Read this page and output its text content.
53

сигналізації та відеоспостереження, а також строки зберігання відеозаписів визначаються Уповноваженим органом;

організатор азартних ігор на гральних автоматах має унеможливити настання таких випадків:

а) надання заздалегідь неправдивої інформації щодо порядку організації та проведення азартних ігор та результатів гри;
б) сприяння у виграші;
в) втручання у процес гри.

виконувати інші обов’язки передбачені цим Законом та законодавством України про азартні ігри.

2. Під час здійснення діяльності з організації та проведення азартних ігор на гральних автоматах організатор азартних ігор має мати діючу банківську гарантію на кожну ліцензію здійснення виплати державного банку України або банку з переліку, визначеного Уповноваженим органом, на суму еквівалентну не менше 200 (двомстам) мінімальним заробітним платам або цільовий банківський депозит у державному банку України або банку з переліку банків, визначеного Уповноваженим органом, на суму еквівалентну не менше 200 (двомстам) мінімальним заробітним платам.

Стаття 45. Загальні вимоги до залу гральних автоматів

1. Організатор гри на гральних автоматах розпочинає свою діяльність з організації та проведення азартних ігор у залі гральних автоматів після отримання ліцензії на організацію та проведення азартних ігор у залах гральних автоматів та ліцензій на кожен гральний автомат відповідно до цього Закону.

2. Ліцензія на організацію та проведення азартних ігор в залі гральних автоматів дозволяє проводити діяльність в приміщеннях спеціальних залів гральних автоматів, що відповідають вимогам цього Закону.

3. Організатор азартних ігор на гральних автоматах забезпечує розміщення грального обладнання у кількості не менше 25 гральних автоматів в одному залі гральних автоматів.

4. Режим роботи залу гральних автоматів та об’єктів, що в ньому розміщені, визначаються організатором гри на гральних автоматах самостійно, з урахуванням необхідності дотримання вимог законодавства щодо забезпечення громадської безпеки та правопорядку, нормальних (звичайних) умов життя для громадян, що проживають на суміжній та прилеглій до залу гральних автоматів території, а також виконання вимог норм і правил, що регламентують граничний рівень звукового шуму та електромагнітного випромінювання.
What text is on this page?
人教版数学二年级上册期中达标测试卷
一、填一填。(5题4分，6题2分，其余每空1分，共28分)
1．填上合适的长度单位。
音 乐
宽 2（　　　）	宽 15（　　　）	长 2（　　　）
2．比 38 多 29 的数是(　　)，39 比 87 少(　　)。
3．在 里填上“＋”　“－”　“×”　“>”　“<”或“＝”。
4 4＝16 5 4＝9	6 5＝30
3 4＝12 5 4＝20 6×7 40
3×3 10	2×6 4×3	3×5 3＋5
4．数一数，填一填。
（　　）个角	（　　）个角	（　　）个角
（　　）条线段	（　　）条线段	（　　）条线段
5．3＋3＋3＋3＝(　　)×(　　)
....
> _What you need to do_: Look through the material above and pick out each line holding the word "text".

> _Solution for this problem_:
Read this page and output its text content.
What text is on this page?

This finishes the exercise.